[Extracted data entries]
------
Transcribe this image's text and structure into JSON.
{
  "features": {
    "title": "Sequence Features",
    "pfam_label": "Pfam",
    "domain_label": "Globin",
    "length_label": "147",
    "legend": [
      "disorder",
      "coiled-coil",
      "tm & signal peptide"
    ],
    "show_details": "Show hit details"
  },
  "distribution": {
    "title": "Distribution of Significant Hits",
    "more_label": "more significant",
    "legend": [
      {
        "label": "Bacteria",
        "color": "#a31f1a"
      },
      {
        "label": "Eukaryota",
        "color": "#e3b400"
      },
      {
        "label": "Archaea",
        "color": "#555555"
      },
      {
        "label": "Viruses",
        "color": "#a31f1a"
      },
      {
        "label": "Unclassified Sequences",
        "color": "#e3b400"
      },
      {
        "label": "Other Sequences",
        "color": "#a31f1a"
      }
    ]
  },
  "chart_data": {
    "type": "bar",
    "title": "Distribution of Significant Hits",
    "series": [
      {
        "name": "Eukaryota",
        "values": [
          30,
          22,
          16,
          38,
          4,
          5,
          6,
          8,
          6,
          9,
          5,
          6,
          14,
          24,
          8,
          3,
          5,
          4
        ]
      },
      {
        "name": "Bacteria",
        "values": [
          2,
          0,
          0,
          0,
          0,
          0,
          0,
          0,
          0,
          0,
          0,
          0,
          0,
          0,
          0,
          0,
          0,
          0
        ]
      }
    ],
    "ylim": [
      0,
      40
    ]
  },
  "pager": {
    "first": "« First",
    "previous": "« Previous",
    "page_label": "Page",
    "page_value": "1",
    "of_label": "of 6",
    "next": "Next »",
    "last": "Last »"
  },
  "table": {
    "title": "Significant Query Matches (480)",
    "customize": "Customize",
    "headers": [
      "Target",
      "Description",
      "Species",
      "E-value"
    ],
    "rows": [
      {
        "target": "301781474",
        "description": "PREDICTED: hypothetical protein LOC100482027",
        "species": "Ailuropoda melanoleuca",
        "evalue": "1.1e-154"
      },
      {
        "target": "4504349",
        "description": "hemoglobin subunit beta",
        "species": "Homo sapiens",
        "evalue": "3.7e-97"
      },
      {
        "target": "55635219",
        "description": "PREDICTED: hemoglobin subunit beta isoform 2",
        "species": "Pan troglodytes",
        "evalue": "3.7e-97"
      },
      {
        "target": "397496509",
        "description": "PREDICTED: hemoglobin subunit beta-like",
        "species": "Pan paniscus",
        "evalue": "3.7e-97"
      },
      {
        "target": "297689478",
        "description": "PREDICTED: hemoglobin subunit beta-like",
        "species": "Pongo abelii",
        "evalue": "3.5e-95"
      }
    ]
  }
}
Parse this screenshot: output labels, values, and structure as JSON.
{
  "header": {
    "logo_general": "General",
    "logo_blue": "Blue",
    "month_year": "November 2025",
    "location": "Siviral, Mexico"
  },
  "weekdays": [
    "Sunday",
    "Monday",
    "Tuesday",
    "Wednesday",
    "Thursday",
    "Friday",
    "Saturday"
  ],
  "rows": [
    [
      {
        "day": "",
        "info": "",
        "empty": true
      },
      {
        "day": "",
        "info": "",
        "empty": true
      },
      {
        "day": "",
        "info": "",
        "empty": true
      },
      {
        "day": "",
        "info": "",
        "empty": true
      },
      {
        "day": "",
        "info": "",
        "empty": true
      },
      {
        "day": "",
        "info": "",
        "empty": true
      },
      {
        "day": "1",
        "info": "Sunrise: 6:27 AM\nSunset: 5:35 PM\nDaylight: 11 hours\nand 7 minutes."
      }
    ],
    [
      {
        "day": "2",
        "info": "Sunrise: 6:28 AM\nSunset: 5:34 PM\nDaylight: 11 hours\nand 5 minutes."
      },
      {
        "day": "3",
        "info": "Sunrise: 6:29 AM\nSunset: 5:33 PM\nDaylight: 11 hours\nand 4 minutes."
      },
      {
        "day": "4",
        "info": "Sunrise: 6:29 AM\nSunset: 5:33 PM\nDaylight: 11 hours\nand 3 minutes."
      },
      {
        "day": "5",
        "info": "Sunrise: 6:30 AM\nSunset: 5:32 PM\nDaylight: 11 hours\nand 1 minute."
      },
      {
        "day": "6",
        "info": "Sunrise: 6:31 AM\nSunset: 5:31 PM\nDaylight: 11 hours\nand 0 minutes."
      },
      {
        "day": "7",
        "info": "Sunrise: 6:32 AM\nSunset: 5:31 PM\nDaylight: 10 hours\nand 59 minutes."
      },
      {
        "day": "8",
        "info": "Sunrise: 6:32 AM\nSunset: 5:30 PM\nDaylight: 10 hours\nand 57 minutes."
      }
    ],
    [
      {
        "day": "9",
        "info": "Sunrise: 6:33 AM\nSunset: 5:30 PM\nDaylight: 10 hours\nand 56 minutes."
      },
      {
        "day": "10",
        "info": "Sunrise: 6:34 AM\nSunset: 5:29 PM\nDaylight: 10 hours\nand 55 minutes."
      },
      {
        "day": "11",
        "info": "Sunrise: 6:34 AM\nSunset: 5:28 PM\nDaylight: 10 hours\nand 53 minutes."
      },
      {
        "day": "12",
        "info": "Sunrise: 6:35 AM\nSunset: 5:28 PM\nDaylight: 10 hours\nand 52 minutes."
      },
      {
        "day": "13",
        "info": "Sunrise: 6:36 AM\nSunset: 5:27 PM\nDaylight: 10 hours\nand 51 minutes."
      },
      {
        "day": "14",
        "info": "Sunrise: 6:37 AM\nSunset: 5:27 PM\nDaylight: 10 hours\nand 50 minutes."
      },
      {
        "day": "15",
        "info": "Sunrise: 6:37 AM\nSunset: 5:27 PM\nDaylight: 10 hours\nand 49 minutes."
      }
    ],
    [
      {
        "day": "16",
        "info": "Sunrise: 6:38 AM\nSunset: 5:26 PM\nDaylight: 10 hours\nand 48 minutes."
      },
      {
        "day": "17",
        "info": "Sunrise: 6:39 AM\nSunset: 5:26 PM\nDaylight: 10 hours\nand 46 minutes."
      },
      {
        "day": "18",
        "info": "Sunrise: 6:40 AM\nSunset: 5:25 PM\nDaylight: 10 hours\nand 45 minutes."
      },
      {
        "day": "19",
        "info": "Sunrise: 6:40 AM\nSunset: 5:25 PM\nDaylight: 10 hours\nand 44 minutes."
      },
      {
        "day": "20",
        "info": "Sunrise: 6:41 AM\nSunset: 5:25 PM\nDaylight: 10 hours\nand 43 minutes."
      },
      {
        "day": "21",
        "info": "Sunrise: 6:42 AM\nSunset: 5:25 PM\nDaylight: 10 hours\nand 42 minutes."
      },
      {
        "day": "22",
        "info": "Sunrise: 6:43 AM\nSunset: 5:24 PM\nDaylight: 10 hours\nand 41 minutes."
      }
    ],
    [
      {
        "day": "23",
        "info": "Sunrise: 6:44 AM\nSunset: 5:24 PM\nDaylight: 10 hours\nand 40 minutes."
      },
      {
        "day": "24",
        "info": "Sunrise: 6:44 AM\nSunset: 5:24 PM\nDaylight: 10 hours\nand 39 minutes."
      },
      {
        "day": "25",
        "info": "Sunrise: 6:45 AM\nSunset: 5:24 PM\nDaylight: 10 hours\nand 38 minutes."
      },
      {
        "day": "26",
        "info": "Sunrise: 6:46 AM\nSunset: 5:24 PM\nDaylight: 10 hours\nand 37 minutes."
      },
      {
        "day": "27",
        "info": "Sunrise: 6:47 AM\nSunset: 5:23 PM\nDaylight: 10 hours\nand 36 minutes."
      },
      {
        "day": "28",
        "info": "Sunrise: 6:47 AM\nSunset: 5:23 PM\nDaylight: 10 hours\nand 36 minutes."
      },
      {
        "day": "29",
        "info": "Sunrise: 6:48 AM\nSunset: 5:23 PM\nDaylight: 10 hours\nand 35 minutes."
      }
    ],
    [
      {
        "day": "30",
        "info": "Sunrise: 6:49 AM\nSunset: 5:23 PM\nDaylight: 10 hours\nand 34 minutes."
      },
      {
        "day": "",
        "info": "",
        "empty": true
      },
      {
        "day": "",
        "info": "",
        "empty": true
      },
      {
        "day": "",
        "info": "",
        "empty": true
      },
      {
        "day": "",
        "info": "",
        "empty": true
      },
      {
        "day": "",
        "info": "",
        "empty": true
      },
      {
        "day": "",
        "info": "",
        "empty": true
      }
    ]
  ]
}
------
Could you copy every line from the records that has "PREDICTED" in it?

- Response -
        "description": "PREDICTED: hypothetical protein LOC100482027",
        "description": "PREDICTED: hemoglobin subunit beta isoform 2",
        "description": "PREDICTED: hemoglobin subunit beta-like",
        "description": "PREDICTED: hemoglobin subunit beta-like",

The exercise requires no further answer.